• [Short task 1]
List each distinct function that the code excerpt below calls through the "pd." prefix.

• [Document]
• • • • •
USGS_Site_Info = pd.concat(z)
USGS_Site_Info = USGS_Site_Info.reset_index()
USGS_Site_Info = USGS_Site_Info.drop(['level_1'],axis=1)
USGS_Site_Info = USGS_Site_Info.set_index(['level_0'])
USGS_Site_Info = USGS_Site_Info.drop(['code'],axis=1)
Lets extract the measurement start and end dates from the station data, as well as some basic summary statistics. We can tack this information onto the site information table we created above.
q = {}
m = {}
for site in sites:
q[site] = USGS_Site_Data[site].first_valid_index()
m[site] = USGS_Site_Data[site].last_valid_index()
USGS_start_date = pd.DataFrame(data=q, index=[0])
USGS_finish_date = pd.DataFrame(data=m, index=[0])
USGS_start_date = USGS_start_date.transpose()
USGS_start_date['start_date'] = USGS_start_date[0]
USGS_start_date = USGS_start_date.drop([0],axis=1)
USGS_finish_date = USGS_finish_date.transpose()
USGS_finish_date['fin_date'] = USGS_finish_date[0]
USGS_finish_date = USGS_finish_date.drop([0],axis=1)
USGS_start_fin = pd.merge(USGS_finish_date,USGS_start_date, left_index=True, right_index=True, how='outer' )
USGS_Site_Info = pd.merge(USGS_start_fin,USGS_Site_Info, left_index=True, right_index=True, how='outer' )
USGS_sum_stats = USGS_Site_Data[sites].describe()
USGS_sum_stats = USGS_sum_stats.transpose()
USGS_Site_Info = pd.merge(USGS_sum_stats,USGS_Site_Info, left_index=True, right_index=True, how='outer' )
The next line allows us to save the site information table to a clipboard, which can be pasted into a spreadsheet, for those who like visualizing information in Excel and similar products.
USGS_Site_Info.to_clipboard()
We can use the site information to generate a Gantt chart, showing the duration that each station measured.
• • • • •
• [Input data]
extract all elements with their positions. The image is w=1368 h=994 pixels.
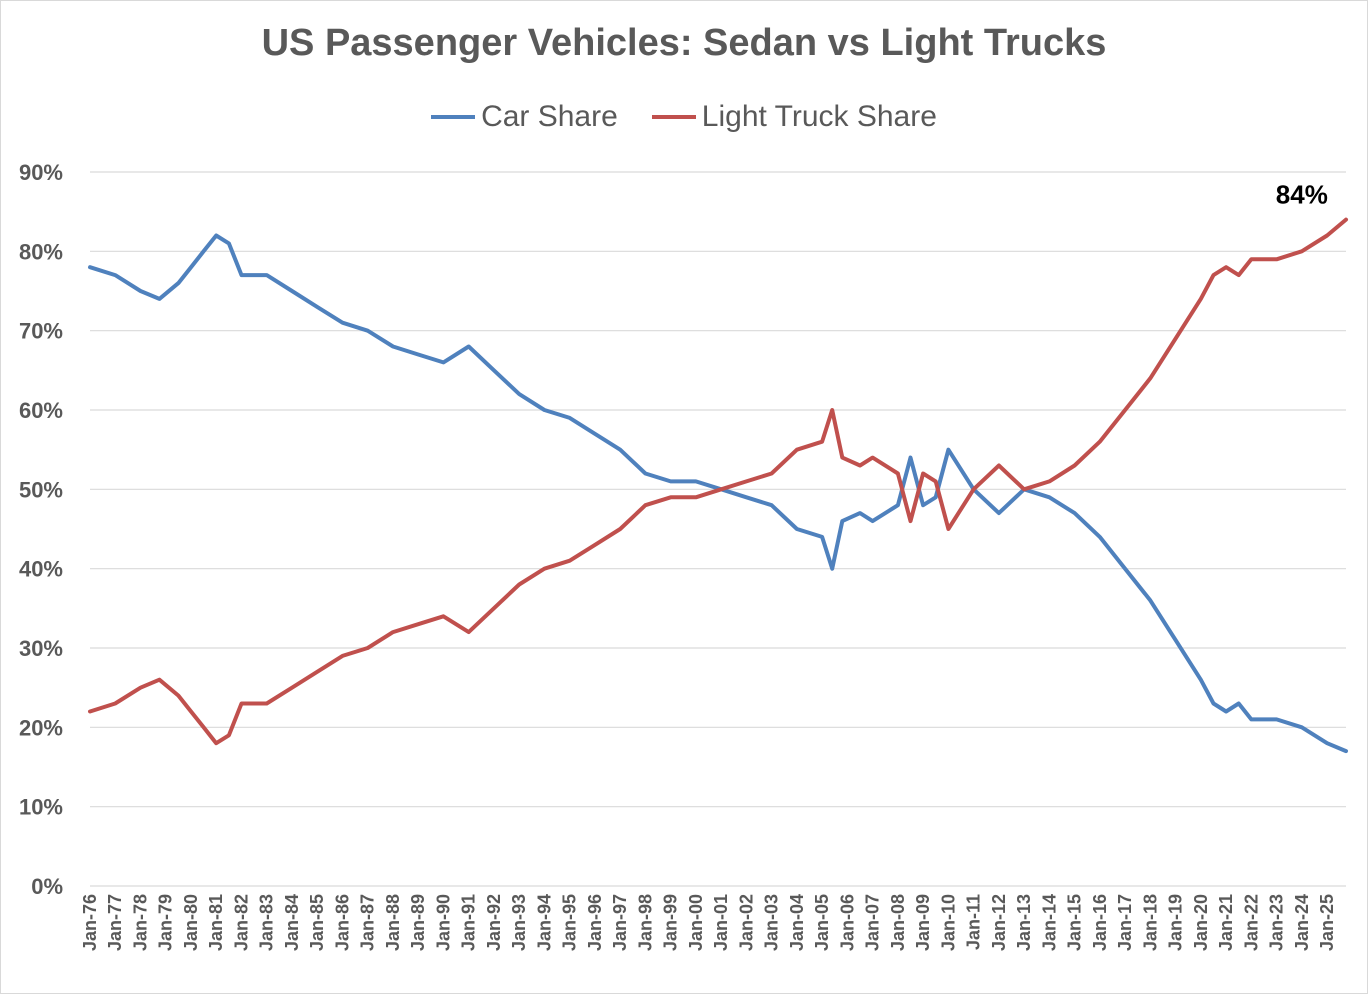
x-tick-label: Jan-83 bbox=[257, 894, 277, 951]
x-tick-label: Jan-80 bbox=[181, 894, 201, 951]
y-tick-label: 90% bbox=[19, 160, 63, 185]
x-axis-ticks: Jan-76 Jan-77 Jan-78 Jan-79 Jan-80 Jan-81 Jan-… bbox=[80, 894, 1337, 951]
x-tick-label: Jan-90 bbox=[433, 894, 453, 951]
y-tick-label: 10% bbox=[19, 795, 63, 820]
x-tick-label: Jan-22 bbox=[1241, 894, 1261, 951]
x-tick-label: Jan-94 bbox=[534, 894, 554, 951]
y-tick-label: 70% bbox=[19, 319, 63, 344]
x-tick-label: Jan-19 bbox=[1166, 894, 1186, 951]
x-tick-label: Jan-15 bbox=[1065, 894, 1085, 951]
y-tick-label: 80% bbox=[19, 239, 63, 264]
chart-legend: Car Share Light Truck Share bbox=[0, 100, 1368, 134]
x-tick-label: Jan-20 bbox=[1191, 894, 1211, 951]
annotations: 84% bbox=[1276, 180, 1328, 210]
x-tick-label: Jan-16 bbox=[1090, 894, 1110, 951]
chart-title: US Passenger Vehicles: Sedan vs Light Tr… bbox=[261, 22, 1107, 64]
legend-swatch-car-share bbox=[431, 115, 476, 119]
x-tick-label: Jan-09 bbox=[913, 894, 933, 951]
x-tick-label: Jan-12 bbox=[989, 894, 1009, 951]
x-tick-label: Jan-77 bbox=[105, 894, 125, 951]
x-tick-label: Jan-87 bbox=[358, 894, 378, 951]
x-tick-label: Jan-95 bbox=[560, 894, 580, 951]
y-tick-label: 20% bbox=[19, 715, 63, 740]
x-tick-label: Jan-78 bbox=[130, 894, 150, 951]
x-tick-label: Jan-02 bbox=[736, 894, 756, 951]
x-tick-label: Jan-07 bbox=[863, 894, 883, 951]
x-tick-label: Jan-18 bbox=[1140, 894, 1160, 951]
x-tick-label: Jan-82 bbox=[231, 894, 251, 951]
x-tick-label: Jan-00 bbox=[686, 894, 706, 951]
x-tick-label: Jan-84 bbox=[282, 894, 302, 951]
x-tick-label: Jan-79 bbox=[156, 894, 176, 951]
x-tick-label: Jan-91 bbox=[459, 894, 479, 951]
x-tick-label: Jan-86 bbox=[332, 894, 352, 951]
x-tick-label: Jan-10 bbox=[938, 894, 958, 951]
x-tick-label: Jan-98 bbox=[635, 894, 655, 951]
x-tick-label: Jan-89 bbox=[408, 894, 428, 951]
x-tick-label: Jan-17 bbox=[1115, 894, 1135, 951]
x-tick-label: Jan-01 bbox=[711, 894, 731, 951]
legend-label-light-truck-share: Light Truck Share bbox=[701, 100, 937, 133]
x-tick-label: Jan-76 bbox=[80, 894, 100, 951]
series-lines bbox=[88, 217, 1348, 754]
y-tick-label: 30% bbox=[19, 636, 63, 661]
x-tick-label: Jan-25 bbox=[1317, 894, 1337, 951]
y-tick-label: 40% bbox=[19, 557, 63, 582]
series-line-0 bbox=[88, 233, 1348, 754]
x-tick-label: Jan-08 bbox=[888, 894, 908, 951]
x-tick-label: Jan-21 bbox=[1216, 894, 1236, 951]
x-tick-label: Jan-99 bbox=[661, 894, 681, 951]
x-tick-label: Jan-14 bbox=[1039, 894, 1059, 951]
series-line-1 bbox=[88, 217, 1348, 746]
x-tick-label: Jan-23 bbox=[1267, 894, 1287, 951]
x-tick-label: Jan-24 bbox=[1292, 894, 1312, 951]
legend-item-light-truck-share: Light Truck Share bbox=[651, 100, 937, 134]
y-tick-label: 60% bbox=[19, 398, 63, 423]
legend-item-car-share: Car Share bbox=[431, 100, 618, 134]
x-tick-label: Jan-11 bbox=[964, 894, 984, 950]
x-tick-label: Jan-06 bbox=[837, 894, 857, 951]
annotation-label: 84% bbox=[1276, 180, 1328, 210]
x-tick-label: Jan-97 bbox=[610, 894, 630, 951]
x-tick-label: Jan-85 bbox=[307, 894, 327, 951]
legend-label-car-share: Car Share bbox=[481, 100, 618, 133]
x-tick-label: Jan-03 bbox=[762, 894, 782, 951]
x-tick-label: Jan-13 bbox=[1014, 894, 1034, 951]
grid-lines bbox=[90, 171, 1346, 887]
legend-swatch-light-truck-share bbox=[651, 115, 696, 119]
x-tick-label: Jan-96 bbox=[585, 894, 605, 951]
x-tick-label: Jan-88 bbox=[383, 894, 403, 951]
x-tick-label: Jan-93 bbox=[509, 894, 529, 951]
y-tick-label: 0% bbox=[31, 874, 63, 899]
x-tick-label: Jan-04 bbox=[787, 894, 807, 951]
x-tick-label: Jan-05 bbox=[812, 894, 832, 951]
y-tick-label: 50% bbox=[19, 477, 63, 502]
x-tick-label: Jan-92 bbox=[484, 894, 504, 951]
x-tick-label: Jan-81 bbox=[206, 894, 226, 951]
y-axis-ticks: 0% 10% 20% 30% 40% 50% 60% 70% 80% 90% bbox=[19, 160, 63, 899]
• • • • •
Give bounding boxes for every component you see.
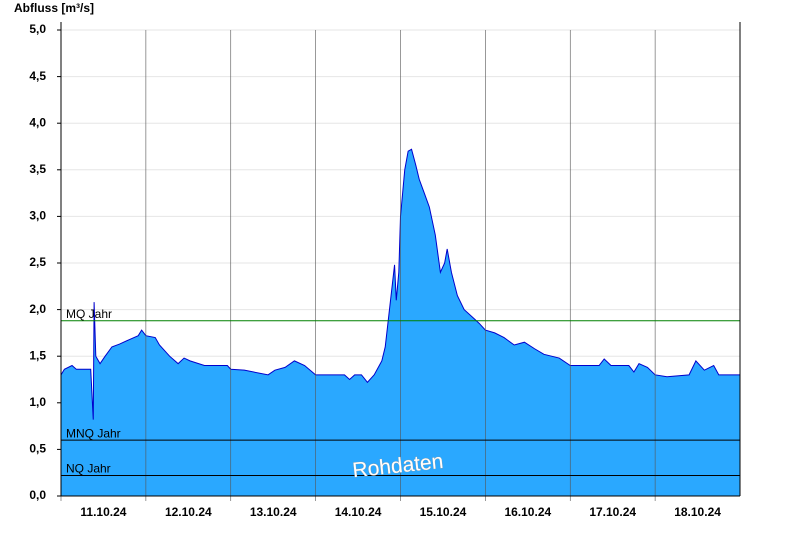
• • • • •
• [Short task 2]
Gather every line of the listing above that contains the string "swatch".

• [Response 1]
pd.concat
pd.DataFrame
pd.merge

• [Response 2]
legend-swatch-car-share bbox=[431, 115, 476, 119]
legend-swatch-light-truck-share bbox=[651, 115, 696, 119]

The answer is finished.